### What you have to do
Return all the lines below in which the string "Ideal" appears.

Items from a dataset
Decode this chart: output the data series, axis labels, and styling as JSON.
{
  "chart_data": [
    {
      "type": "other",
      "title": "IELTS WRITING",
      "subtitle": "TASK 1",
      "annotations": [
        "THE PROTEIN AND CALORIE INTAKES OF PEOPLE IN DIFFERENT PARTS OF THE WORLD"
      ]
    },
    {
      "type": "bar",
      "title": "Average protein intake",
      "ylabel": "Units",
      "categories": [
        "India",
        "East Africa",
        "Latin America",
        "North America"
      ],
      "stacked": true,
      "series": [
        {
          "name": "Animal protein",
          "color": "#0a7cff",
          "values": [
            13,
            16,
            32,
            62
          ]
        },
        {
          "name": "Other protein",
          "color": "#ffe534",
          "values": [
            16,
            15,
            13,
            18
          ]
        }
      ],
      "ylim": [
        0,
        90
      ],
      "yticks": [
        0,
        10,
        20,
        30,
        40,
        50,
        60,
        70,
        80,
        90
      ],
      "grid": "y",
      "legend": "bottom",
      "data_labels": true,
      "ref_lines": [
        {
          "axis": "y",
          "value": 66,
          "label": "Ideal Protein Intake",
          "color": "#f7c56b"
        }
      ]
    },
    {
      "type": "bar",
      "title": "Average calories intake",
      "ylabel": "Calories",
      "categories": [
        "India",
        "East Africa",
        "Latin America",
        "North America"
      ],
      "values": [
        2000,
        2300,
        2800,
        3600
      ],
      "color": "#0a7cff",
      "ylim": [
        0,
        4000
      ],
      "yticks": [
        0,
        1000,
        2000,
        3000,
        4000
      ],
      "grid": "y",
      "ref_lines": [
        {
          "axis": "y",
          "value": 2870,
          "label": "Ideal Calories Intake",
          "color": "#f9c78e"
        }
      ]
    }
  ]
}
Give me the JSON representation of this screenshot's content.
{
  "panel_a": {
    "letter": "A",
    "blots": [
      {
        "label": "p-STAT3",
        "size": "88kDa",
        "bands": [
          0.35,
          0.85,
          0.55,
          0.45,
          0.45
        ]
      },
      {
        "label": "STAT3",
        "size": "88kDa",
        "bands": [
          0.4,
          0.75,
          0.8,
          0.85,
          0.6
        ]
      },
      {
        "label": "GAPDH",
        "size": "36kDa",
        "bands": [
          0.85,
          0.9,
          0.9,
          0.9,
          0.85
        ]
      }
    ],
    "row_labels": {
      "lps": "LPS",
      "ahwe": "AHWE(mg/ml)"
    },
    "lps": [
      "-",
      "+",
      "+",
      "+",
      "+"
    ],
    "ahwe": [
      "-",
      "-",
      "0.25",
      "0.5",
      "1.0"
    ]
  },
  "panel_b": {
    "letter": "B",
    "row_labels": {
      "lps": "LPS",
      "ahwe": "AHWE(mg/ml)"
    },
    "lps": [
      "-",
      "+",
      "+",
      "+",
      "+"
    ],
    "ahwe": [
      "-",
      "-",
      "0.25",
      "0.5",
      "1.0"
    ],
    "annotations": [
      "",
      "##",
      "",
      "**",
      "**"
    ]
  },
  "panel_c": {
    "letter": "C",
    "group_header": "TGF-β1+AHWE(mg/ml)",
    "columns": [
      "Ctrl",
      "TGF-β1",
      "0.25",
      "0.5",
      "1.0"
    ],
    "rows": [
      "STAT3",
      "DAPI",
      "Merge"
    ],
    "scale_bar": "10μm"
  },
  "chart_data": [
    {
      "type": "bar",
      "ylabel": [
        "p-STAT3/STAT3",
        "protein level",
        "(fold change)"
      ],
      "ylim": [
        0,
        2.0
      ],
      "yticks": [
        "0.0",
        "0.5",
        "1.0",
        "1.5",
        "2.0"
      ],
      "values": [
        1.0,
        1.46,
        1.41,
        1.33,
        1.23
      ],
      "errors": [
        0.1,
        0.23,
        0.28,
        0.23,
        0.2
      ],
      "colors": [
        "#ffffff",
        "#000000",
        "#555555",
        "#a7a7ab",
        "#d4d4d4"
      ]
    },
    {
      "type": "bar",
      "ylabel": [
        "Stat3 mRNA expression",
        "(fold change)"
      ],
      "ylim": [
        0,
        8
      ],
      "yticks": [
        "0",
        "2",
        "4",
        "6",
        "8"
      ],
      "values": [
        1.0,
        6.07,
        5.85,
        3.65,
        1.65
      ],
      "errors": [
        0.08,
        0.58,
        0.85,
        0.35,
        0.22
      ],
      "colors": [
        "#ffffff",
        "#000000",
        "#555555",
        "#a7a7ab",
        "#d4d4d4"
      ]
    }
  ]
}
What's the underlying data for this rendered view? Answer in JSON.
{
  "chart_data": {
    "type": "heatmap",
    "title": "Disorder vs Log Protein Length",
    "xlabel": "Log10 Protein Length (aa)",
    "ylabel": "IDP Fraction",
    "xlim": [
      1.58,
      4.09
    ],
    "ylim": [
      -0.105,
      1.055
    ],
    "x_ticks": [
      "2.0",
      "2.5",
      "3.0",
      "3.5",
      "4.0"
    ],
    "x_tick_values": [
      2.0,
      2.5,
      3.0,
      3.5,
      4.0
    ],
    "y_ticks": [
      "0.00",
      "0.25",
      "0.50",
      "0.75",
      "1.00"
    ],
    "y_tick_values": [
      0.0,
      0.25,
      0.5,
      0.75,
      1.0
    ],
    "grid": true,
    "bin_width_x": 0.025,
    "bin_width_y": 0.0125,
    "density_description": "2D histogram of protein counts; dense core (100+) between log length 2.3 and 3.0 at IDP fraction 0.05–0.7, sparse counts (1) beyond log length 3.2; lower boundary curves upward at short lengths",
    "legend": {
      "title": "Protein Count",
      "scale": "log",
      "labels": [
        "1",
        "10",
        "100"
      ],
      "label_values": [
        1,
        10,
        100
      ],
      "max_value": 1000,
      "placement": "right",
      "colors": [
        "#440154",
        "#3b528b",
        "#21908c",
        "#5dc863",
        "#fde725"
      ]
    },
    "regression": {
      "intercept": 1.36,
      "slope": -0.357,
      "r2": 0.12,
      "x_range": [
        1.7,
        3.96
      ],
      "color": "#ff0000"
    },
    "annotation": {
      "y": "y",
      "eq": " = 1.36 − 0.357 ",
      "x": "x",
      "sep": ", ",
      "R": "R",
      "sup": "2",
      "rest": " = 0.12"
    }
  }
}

### Task result
          "label": "Ideal Protein Intake",
          "label": "Ideal Calories Intake",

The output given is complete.